[Records from a data source]
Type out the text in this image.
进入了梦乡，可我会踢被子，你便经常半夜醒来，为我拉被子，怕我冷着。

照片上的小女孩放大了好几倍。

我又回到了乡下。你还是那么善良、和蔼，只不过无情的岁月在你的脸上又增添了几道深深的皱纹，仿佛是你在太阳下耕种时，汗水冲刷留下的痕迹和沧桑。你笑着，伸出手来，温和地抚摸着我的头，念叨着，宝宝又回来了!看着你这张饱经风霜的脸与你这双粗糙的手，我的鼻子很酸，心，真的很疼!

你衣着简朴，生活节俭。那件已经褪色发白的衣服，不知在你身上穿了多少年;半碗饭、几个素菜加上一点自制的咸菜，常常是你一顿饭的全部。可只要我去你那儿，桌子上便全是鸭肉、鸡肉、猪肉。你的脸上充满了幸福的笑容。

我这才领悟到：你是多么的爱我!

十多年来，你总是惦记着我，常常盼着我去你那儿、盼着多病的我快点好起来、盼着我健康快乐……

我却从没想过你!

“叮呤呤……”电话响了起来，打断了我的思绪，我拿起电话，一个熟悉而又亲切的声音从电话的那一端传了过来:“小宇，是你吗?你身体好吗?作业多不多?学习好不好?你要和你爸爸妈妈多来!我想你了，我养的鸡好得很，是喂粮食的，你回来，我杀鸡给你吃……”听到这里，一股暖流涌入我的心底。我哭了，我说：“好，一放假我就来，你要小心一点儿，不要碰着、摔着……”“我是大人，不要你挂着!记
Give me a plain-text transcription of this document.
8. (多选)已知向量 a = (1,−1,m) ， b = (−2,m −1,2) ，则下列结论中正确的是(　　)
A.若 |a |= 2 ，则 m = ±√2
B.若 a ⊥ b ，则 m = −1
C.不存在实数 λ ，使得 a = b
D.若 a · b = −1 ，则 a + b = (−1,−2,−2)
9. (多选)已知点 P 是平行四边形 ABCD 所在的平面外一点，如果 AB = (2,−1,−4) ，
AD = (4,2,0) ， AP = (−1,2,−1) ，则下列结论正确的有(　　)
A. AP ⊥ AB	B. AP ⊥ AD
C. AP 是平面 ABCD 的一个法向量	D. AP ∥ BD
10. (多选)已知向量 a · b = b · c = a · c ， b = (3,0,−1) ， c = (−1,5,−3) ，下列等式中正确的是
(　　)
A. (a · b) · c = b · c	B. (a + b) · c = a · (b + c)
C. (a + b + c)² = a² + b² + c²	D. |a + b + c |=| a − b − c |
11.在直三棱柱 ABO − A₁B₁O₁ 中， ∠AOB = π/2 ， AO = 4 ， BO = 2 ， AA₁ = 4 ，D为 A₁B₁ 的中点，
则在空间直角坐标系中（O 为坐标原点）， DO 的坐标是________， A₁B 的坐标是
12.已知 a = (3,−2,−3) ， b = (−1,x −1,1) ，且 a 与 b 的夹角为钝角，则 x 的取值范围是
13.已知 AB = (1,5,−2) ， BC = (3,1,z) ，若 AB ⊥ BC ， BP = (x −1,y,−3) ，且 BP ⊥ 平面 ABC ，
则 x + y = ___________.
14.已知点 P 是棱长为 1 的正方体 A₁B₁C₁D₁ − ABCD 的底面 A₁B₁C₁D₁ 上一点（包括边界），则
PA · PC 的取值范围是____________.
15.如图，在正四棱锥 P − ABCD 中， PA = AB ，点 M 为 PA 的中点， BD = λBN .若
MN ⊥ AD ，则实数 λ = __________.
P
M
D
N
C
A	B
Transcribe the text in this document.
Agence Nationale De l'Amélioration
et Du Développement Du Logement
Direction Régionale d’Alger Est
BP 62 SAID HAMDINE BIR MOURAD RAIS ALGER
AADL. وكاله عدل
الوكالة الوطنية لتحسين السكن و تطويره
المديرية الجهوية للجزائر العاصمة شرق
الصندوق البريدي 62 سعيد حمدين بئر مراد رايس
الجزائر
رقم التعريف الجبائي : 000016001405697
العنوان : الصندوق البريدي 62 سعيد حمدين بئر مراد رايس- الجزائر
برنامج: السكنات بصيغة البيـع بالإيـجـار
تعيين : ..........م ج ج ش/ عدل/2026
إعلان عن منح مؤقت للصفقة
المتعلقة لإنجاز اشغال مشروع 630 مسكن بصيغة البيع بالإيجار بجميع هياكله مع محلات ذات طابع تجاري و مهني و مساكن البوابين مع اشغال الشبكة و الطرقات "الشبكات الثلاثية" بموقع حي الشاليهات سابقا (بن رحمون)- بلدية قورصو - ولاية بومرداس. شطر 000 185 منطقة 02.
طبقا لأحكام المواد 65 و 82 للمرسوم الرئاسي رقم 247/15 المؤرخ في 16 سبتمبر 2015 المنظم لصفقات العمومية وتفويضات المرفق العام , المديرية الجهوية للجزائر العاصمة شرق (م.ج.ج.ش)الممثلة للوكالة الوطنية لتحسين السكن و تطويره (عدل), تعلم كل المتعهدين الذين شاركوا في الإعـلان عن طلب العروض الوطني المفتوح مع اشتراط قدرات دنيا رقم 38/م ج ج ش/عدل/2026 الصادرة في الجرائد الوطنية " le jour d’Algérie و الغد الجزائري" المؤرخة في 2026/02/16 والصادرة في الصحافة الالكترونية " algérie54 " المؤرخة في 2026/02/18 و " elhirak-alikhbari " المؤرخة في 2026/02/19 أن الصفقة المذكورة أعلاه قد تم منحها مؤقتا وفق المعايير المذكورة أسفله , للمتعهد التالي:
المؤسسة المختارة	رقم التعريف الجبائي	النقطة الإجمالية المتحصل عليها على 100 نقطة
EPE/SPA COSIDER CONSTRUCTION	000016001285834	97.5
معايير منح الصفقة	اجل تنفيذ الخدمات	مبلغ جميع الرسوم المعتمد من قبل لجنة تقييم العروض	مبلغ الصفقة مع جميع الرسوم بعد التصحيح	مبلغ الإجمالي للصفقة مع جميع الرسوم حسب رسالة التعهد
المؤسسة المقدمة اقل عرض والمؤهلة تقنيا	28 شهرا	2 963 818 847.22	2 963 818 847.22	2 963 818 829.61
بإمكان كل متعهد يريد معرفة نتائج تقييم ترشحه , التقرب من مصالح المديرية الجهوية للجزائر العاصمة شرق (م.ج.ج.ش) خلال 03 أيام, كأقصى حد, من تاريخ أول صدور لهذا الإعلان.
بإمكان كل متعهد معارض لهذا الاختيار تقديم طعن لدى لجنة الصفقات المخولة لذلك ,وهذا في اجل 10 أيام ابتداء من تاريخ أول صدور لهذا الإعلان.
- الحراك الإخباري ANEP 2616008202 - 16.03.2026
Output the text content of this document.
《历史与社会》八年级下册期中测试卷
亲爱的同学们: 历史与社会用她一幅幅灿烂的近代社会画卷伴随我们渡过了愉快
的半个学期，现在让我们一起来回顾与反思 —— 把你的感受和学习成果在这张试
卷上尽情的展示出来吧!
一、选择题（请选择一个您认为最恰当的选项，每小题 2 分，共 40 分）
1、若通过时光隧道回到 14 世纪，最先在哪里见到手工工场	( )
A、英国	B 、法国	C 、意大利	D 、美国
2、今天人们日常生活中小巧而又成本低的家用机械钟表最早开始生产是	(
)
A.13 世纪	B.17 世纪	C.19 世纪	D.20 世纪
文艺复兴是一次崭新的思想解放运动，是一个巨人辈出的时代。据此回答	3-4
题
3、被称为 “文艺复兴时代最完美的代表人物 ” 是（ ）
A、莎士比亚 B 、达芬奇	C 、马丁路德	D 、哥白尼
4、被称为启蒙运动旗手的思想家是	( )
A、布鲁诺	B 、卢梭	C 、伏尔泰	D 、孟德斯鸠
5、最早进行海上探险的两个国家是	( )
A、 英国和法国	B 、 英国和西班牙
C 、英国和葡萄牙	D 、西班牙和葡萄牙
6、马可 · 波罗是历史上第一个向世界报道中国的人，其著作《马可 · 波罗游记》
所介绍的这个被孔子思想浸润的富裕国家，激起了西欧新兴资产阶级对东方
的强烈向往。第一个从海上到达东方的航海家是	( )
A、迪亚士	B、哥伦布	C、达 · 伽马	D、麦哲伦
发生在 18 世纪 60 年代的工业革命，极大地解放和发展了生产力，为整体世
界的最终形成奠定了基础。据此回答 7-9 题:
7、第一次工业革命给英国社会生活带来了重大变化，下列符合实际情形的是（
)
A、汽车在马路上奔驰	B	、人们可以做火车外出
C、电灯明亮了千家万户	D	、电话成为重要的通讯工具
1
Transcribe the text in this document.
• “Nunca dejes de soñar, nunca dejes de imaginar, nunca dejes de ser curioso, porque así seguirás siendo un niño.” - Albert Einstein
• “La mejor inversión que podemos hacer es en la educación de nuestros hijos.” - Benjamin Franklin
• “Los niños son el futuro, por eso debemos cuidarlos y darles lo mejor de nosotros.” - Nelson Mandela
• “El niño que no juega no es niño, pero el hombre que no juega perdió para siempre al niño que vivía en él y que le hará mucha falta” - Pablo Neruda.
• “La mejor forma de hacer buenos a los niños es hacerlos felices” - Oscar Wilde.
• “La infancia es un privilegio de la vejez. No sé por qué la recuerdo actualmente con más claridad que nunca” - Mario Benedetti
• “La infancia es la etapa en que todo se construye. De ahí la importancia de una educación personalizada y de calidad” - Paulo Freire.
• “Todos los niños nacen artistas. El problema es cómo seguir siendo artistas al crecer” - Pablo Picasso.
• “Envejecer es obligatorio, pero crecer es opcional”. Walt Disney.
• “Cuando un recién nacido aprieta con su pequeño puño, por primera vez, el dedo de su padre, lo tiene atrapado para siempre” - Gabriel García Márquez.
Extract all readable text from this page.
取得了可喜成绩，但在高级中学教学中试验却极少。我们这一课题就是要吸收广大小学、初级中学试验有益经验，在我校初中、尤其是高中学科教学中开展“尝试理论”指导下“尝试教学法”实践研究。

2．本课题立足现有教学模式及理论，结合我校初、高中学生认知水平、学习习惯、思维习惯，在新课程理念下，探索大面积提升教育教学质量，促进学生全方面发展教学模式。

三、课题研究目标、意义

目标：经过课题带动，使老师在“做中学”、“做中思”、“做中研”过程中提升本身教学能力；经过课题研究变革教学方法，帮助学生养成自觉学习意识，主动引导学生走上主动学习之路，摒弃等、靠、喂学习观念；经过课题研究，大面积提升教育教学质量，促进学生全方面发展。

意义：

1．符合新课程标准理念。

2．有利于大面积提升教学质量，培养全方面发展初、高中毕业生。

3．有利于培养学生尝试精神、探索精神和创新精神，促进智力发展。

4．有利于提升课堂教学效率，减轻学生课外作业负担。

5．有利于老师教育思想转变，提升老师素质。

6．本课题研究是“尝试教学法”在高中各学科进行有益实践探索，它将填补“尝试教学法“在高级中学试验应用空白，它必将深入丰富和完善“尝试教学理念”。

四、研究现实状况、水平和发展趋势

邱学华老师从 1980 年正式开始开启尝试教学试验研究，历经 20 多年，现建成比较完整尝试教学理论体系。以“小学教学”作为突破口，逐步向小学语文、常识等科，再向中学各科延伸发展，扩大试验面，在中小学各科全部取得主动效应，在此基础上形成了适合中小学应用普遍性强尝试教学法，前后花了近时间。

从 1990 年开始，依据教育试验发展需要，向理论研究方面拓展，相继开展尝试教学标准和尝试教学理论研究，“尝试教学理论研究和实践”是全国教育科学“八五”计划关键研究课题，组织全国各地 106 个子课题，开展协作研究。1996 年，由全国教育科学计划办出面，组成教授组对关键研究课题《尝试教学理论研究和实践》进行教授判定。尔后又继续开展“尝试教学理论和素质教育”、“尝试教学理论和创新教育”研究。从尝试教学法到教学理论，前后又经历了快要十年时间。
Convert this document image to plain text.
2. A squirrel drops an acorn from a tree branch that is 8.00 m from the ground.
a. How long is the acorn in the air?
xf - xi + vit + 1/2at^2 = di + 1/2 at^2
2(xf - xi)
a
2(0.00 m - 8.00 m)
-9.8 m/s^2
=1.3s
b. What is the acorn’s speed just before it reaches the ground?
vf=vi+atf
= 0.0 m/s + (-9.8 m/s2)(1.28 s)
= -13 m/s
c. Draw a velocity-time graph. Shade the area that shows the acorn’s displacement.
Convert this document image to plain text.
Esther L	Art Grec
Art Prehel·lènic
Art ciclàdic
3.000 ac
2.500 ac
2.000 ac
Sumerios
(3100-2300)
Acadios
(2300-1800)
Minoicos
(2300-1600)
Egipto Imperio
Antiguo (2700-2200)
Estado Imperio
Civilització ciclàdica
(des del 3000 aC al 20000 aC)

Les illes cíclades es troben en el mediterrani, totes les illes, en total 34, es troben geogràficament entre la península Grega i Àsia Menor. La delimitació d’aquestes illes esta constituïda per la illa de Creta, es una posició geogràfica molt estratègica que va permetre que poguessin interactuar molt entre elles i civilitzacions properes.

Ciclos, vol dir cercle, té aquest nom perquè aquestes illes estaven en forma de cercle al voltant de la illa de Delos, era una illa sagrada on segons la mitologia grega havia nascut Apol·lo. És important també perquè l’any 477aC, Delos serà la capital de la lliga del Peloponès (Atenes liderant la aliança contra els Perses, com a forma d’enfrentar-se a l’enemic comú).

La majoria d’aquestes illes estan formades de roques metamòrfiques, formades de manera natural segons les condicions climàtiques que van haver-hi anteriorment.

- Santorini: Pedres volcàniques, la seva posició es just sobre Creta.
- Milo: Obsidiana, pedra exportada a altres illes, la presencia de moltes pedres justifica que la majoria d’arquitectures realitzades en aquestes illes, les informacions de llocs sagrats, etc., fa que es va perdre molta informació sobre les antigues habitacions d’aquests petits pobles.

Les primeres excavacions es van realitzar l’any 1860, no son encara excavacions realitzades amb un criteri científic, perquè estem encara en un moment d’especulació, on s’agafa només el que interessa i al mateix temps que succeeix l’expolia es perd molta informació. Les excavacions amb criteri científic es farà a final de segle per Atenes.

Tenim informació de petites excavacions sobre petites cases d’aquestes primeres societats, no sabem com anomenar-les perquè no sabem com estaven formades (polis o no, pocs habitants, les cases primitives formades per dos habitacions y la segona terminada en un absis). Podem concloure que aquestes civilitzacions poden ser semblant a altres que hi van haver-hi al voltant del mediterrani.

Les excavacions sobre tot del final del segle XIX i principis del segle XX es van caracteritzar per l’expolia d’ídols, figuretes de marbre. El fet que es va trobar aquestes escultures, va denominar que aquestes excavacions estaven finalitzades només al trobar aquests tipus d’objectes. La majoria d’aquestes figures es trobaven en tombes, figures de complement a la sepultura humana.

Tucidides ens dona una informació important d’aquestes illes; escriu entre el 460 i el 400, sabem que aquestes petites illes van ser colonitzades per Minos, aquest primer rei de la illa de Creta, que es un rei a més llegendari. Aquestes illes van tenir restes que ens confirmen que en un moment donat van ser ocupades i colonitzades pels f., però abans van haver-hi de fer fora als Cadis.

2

* _What to do_: Scan the records above for the string "para", then report every line that contains it.

* _Expected answer_:
• “El niño que no juega no es niño, pero el hombre que no juega perdió para siempre al niño que vivía en él y que le hará mucha falta” - Pablo Neruda.
• “Cuando un recién nacido aprieta con su pequeño puño, por primera vez, el dedo de su padre, lo tiene atrapado para siempre” - Gabriel García Márquez.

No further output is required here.